**Estratto della fonte:**
Il “ritorno a casa” di Peter Stein

Il “ritorno a casa” di Peter Stein

“È forse il lavoro più cupo di Harold Pinter, che tratta dei profondi pericoli insiti nelle relazioni umane e soprattutto nel rapporto precario tra i sessi”

Così Peter Stein – l’indiscusso Maestro del teatro del secondo Novecento – a proposito di “Ritorno a casa”, l’opera che il premio Nobel britannico scrisse nel 1964.

Peter Stein si innamorò giovanissimo di “Ritorno a casa” e l’idea di lavorare su quella piece non l’abbandonò più da quando, nel 1965, assistette alla prima mondiale all’Aldwych Theatre di Londra messo in scena dalla Royal Shakespeare Company con la regia di Peter Hall.

Lo stesso anno, Stein contribuì – come assistente e drammaturgo – alla realizzazione della “prima” tedesca dell’opera che debuttò al prestigioso Kammerspiele di Monaco di Baviera.

**Dati forniti:**
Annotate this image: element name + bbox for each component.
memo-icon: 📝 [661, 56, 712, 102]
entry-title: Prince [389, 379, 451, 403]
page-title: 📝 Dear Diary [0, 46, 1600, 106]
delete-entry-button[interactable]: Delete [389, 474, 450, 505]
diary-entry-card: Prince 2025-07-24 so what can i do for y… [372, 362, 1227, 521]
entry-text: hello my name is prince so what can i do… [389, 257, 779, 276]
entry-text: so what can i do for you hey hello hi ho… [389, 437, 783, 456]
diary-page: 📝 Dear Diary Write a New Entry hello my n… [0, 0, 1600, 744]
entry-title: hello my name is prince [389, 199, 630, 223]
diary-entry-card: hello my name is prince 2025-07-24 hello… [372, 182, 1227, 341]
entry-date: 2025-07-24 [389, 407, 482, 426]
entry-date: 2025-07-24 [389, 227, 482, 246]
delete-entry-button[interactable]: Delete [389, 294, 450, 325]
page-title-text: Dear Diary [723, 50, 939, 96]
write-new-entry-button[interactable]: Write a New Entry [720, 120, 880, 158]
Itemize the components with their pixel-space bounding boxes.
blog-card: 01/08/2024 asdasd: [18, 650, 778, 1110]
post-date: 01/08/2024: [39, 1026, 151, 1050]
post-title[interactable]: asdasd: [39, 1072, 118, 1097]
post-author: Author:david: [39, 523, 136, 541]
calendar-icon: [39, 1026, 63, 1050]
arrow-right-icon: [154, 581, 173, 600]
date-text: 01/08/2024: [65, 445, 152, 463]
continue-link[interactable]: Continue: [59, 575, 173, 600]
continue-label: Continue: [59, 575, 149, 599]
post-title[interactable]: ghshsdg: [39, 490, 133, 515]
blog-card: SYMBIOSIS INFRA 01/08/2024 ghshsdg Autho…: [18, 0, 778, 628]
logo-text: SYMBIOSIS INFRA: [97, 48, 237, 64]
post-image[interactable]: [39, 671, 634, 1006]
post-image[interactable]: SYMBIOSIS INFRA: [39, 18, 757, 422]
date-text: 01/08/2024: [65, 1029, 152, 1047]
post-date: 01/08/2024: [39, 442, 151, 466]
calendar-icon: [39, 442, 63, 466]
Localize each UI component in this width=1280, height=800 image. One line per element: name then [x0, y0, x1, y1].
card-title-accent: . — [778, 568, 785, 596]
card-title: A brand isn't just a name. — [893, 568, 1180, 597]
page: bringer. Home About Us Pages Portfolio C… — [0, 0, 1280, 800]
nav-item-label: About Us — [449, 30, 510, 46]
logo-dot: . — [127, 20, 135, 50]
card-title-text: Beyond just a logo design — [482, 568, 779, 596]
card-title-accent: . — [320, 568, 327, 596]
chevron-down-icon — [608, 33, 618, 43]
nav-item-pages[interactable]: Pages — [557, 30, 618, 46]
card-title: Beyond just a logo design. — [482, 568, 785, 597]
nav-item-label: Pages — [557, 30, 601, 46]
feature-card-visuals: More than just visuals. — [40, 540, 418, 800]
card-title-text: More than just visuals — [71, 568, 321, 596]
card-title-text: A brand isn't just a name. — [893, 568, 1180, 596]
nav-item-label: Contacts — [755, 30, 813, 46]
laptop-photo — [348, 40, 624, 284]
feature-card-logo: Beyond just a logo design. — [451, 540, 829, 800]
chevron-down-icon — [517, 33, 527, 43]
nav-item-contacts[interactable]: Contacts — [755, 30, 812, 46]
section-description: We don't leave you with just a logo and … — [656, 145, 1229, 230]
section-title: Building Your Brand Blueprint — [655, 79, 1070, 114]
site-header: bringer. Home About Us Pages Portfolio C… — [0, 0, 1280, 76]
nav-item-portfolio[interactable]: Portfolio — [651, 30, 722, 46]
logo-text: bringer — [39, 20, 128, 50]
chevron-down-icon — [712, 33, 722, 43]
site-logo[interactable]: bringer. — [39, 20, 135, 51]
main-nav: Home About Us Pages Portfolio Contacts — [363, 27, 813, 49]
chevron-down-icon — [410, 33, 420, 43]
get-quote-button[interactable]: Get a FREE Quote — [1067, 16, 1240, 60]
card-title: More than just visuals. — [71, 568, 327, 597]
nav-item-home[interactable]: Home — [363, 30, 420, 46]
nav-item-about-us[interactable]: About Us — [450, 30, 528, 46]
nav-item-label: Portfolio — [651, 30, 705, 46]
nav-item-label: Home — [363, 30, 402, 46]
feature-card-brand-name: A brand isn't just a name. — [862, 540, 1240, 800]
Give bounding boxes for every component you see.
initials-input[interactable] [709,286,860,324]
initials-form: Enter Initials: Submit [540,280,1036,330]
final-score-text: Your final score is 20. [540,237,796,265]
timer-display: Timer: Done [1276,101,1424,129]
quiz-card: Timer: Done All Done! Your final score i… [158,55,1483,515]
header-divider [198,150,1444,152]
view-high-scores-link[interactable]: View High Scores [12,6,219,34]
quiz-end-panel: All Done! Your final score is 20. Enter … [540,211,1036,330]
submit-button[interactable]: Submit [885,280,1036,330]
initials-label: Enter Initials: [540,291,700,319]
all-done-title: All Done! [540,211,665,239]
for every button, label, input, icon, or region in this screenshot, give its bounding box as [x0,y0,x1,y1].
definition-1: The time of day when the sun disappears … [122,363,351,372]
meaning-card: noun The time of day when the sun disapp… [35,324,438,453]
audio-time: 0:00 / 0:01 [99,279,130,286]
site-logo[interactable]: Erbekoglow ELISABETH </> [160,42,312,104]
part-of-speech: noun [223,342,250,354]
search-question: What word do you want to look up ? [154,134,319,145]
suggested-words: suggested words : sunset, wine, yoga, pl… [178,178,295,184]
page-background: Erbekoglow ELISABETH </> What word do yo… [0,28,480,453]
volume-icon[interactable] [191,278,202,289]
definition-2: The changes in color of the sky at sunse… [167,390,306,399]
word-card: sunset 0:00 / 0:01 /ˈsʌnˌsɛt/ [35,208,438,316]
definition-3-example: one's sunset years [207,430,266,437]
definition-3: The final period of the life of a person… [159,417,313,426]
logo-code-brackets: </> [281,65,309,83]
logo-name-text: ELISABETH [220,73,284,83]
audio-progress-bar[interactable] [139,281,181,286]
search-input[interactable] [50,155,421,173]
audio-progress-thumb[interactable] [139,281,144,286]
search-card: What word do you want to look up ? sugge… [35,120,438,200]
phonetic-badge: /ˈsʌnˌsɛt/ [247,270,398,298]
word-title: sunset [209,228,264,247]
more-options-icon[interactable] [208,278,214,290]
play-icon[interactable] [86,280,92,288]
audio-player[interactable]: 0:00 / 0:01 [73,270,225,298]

**Compiti proposti:**
(a) Nel testo su Peter Stein, riporti il passo che comincia con "Così Peter Stein" e prosegue fino a "Monaco di Baviera.", sostituendo "prestigioso" con "celebre".
(b) Riprenda il testo su Peter Stein e lo prosegua a partire dall'ultima frase riportata.

**Compiti svolti:**
(a)
Così Peter Stein – l’indiscusso Maestro del teatro del secondo Novecento – a proposito di “Ritorno a casa”, l’opera che il premio Nobel britannico scrisse nel 1964.

Peter Stein si innamorò giovanissimo di “Ritorno a casa” e l’idea di lavorare su quella piece non l’abbandonò più da quando, nel 1965, assistette alla prima mondiale all’Aldwych Theatre di Londra messo in scena dalla Royal Shakespeare Company con la regia di Peter Hall.

Lo stesso anno, Stein contribuì – come assistente e drammaturgo – alla realizzazione della “prima” tedesca dell’opera che debuttò al celebre Kammerspiele di Monaco di Baviera.

(b)
Passano gli anni e dopo cinque decenni di incubazione, il sogno di Stein diventa realtà. E così quel testo tanto amato dal regista berlinese, che ai tempi suscitò un notevole scalpore, prende nuovamente vita mantenendo la stessa immutata forza drammaturgica.

Grazie alla coproduzione del Teatro Metastasio Stabile della Toscana e del Festival dei Due Mondi di Spoleto, “Ritorno a casa” debutta nel luglio 2013 con il cast di attori che diede vita all’impresa dei “Demoni”, la maratona dostoevskijana di dodici ore che il regista tedesco mise in scena tre anni prima: Paolo Graziosi, Alessandro Averone (regista, nel 2016, di un’altra piece di Harold Pinter – Landscape – prodotta da A World with a View e interpretata da Christine Reinhold e Derek Allen), Rosario Lisma, Elia Schilton, Andrea Nicolini a cui si aggiunse Arianna Scommegna.

La storia è apparentemente semplice.

La scena è un interno londinese anni Sessanta, un appartamento dove vive un anziano uomo (un violento macellaio in pensione) con il fratello e due figli.

Il ritorno a casa di Harold Pinter – Regia Peter Stein

A rompere la monotonia quotidianità di questo microcosmo familiare è l’arrivo di Teddy – il terzo figlio –  tornato dall’America a Londra dopo molto tempo per presentare la moglie Ruth.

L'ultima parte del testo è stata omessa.